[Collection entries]
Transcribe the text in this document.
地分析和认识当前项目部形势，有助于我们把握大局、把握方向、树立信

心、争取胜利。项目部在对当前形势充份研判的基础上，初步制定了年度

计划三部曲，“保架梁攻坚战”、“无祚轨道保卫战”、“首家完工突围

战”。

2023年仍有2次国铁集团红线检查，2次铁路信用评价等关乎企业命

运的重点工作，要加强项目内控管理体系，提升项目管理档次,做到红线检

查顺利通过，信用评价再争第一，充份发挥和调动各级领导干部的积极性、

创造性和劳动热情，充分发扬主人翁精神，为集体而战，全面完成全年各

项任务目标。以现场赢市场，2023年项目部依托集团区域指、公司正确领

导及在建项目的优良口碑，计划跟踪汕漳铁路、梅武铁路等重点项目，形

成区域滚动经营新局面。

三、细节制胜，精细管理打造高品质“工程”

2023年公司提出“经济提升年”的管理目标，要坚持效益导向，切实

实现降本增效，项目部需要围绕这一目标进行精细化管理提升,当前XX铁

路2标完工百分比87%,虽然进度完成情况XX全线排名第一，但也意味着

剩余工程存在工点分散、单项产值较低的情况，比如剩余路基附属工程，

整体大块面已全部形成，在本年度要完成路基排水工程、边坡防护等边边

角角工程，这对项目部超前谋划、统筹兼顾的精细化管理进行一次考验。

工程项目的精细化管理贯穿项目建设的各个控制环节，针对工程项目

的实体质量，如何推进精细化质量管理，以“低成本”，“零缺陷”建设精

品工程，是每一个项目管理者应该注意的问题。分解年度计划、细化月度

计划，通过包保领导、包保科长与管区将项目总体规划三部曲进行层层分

- **What to produce**:
Extract every entry in the listing word for word.

- **Full solution**:
Transcribe the text in this document.
地分析和认识当前项目部形势，有助于我们把握大局、把握方向、树立信

心、争取胜利。项目部在对当前形势充份研判的基础上，初步制定了年度

计划三部曲，“保架梁攻坚战”、“无祚轨道保卫战”、“首家完工突围

战”。

2023年仍有2次国铁集团红线检查，2次铁路信用评价等关乎企业命

运的重点工作，要加强项目内控管理体系，提升项目管理档次,做到红线检

查顺利通过，信用评价再争第一，充份发挥和调动各级领导干部的积极性、

创造性和劳动热情，充分发扬主人翁精神，为集体而战，全面完成全年各

项任务目标。以现场赢市场，2023年项目部依托集团区域指、公司正确领

导及在建项目的优良口碑，计划跟踪汕漳铁路、梅武铁路等重点项目，形

成区域滚动经营新局面。

三、细节制胜，精细管理打造高品质“工程”

2023年公司提出“经济提升年”的管理目标，要坚持效益导向，切实

实现降本增效，项目部需要围绕这一目标进行精细化管理提升,当前XX铁

路2标完工百分比87%,虽然进度完成情况XX全线排名第一，但也意味着

剩余工程存在工点分散、单项产值较低的情况，比如剩余路基附属工程，

整体大块面已全部形成，在本年度要完成路基排水工程、边坡防护等边边

角角工程，这对项目部超前谋划、统筹兼顾的精细化管理进行一次考验。

工程项目的精细化管理贯穿项目建设的各个控制环节，针对工程项目

的实体质量，如何推进精细化质量管理，以“低成本”，“零缺陷”建设精

品工程，是每一个项目管理者应该注意的问题。分解年度计划、细化月度

计划，通过包保领导、包保科长与管区将项目总体规划三部曲进行层层分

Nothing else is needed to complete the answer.